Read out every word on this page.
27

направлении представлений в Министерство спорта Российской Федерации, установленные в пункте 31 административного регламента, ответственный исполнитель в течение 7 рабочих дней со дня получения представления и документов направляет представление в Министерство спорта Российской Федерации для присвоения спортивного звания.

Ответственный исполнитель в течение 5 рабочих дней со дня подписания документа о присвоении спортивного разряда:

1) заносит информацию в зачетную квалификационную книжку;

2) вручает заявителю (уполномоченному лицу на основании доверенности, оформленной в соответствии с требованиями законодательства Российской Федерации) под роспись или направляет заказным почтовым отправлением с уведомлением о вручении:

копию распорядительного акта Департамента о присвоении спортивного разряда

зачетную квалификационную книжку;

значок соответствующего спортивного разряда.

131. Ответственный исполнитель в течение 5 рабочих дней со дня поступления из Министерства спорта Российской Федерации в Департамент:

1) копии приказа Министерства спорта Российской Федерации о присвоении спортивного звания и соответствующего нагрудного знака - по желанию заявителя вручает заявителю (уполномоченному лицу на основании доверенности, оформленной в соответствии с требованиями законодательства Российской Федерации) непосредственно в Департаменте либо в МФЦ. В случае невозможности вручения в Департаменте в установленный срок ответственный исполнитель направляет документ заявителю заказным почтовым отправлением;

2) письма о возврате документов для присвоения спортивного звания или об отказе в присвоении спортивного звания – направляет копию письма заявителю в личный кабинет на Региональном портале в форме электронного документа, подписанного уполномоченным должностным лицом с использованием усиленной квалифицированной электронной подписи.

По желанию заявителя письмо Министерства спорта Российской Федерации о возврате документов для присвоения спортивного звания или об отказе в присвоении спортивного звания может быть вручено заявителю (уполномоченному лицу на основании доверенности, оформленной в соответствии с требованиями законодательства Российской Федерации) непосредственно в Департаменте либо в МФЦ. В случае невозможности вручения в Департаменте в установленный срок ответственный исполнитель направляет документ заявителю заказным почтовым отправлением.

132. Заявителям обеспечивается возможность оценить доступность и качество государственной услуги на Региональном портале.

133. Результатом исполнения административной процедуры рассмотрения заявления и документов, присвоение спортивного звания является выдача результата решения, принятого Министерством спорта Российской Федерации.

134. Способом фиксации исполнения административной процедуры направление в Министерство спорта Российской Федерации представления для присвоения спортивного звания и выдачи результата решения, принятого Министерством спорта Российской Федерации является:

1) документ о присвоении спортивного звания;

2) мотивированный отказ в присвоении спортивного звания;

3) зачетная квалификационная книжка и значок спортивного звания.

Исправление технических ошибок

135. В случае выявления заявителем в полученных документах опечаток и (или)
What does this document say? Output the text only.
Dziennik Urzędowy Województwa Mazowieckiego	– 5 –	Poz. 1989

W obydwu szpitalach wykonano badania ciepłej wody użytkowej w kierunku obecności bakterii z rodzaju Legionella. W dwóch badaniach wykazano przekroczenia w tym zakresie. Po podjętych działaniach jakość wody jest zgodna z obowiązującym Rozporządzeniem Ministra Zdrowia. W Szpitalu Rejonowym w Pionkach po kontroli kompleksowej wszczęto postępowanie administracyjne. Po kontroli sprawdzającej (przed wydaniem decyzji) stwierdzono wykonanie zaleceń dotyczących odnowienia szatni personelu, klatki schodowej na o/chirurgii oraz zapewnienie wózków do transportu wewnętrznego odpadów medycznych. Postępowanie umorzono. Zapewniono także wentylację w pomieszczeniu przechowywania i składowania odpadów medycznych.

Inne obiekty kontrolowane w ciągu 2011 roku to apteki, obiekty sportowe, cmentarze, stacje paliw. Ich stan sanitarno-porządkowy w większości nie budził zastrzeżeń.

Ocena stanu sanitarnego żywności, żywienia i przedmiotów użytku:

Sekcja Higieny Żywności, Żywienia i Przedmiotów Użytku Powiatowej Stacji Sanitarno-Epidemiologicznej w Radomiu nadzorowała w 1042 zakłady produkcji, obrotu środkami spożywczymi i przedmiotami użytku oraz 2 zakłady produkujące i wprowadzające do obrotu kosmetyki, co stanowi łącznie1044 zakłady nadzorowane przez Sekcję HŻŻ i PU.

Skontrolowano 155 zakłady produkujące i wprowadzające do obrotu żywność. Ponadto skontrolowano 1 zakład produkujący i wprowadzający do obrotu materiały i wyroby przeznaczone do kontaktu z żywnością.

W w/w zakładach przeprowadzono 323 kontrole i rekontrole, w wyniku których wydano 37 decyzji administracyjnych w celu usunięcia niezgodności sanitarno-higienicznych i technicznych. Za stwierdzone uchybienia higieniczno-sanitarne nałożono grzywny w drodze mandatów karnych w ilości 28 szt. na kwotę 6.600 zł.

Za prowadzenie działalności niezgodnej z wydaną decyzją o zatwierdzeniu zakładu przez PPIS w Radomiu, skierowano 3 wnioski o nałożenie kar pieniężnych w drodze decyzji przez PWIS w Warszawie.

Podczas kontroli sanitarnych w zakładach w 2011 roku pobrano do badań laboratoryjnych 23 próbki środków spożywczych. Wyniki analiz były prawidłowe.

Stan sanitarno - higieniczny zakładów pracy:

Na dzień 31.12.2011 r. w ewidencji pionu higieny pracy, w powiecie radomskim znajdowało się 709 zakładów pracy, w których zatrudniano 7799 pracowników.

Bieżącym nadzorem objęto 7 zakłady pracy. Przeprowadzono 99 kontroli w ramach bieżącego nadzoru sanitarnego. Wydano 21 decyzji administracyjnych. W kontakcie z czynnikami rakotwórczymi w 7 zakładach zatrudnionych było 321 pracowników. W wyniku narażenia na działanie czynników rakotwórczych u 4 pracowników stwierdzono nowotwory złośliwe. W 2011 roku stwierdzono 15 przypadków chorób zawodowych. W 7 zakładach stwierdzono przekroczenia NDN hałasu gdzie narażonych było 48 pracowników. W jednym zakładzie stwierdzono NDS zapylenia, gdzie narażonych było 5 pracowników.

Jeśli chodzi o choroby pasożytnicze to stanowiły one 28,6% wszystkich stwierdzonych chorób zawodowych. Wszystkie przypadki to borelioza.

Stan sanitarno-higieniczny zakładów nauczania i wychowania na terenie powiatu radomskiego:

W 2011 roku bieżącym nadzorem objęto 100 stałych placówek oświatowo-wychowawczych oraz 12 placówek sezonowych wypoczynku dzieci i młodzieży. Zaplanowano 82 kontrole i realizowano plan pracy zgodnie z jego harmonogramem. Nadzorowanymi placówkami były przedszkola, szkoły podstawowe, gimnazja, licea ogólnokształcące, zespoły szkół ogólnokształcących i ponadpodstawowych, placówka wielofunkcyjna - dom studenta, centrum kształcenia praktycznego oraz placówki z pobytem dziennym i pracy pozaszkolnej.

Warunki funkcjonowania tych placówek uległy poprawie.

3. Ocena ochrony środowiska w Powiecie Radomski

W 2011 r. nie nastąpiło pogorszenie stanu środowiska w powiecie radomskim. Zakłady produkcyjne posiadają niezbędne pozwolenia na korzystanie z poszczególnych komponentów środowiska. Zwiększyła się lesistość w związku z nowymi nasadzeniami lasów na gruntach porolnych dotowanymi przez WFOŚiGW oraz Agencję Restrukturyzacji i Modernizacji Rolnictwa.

Required work | Copy each line of the listing in which the word "квалификационную" can be found.

Expected answer |
1) заносит информацию в зачетную квалификационную книжку;
зачетную квалификационную книжку;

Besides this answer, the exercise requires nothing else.